● **GIVEN INSTRUCTION**
Filter the listing below, copying every line in which the word "Evolución" appears.

● **LISTED RECORDS**

════════════════

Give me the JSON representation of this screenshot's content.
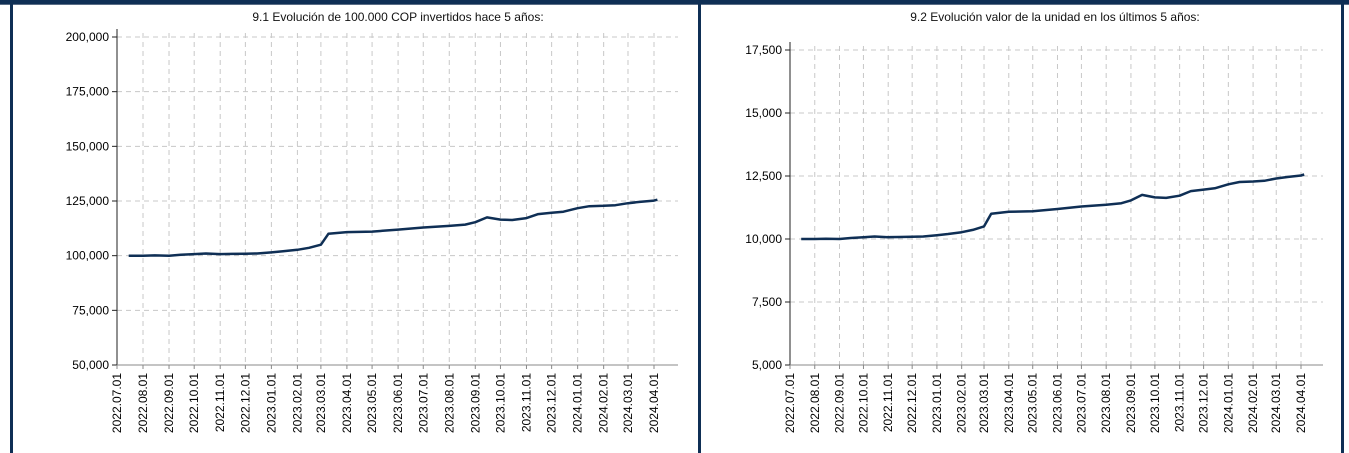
{
  "chart_data": [
    {
      "type": "line",
      "title": "9.1 Evolución de 100.000 COP invertidos hace 5 años:",
      "xlabel": "",
      "ylabel": "",
      "ylim": [
        50000,
        200000
      ],
      "y_ticks": [
        "200,000",
        "175,000",
        "150,000",
        "125,000",
        "100,000",
        "75,000",
        "50,000"
      ],
      "y_tick_values": [
        200000,
        175000,
        150000,
        125000,
        100000,
        75000,
        50000
      ],
      "x_ticks": [
        "2022.07.01",
        "2022.08.01",
        "2022.09.01",
        "2022.10.01",
        "2022.11.01",
        "2022.12.01",
        "2023.01.01",
        "2023.02.01",
        "2023.03.01",
        "2023.04.01",
        "2023.05.01",
        "2023.06.01",
        "2023.07.01",
        "2023.08.01",
        "2023.09.01",
        "2023.10.01",
        "2023.11.01",
        "2023.12.01",
        "2024.01.01",
        "2024.02.01",
        "2024.03.01",
        "2024.04.01"
      ],
      "grid": true,
      "line_color": "#0f2f55",
      "series": [
        {
          "x": [
            "2022.07.15",
            "2022.08.01",
            "2022.08.15",
            "2022.09.01",
            "2022.09.15",
            "2022.10.01",
            "2022.10.15",
            "2022.11.01",
            "2022.11.15",
            "2022.12.01",
            "2022.12.15",
            "2023.01.01",
            "2023.01.15",
            "2023.02.01",
            "2023.02.15",
            "2023.03.01",
            "2023.03.10",
            "2023.04.01",
            "2023.05.01",
            "2023.06.01",
            "2023.07.01",
            "2023.08.01",
            "2023.08.20",
            "2023.09.01",
            "2023.09.15",
            "2023.10.01",
            "2023.10.15",
            "2023.11.01",
            "2023.11.15",
            "2023.12.01",
            "2023.12.15",
            "2024.01.01",
            "2024.01.15",
            "2024.02.01",
            "2024.02.15",
            "2024.03.01",
            "2024.03.15",
            "2024.04.01",
            "2024.04.05"
          ],
          "values": [
            100000,
            100000,
            100100,
            100000,
            100400,
            100700,
            101000,
            100700,
            100800,
            100900,
            101000,
            101500,
            102000,
            102700,
            103600,
            105000,
            110000,
            110800,
            111000,
            111900,
            112900,
            113600,
            114200,
            115300,
            117500,
            116500,
            116300,
            117200,
            119000,
            119600,
            120100,
            121700,
            122600,
            122800,
            123100,
            124000,
            124600,
            125200,
            125600
          ]
        }
      ]
    },
    {
      "type": "line",
      "title": "9.2 Evolución valor de la unidad en los últimos 5 años:",
      "xlabel": "",
      "ylabel": "",
      "ylim": [
        5000,
        17500
      ],
      "y_ticks": [
        "17,500",
        "15,000",
        "12,500",
        "10,000",
        "7,500",
        "5,000"
      ],
      "y_tick_values": [
        17500,
        15000,
        12500,
        10000,
        7500,
        5000
      ],
      "x_ticks": [
        "2022.07.01",
        "2022.08.01",
        "2022.09.01",
        "2022.10.01",
        "2022.11.01",
        "2022.12.01",
        "2023.01.01",
        "2023.02.01",
        "2023.03.01",
        "2023.04.01",
        "2023.05.01",
        "2023.06.01",
        "2023.07.01",
        "2023.08.01",
        "2023.09.01",
        "2023.10.01",
        "2023.11.01",
        "2023.12.01",
        "2024.01.01",
        "2024.02.01",
        "2024.03.01",
        "2024.04.01"
      ],
      "grid": true,
      "line_color": "#0f2f55",
      "series": [
        {
          "x": [
            "2022.07.15",
            "2022.08.01",
            "2022.08.15",
            "2022.09.01",
            "2022.09.15",
            "2022.10.01",
            "2022.10.15",
            "2022.11.01",
            "2022.11.15",
            "2022.12.01",
            "2022.12.15",
            "2023.01.01",
            "2023.01.15",
            "2023.02.01",
            "2023.02.15",
            "2023.03.01",
            "2023.03.10",
            "2023.04.01",
            "2023.05.01",
            "2023.06.01",
            "2023.07.01",
            "2023.08.01",
            "2023.08.20",
            "2023.09.01",
            "2023.09.15",
            "2023.10.01",
            "2023.10.15",
            "2023.11.01",
            "2023.11.15",
            "2023.12.01",
            "2023.12.15",
            "2024.01.01",
            "2024.01.15",
            "2024.02.01",
            "2024.02.15",
            "2024.03.01",
            "2024.03.15",
            "2024.04.01",
            "2024.04.05"
          ],
          "values": [
            10000,
            10000,
            10010,
            10000,
            10040,
            10070,
            10100,
            10070,
            10080,
            10090,
            10100,
            10150,
            10200,
            10270,
            10360,
            10500,
            11000,
            11080,
            11100,
            11190,
            11290,
            11360,
            11420,
            11530,
            11750,
            11650,
            11630,
            11720,
            11900,
            11960,
            12010,
            12170,
            12260,
            12280,
            12310,
            12400,
            12460,
            12520,
            12560
          ]
        }
      ]
    }
  ]
}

════════════════

● **TASK RESULT**
      "title": "9.1 Evolución de 100.000 COP invertidos hace 5 años:",
      "title": "9.2 Evolución valor de la unidad en los últimos 5 años:",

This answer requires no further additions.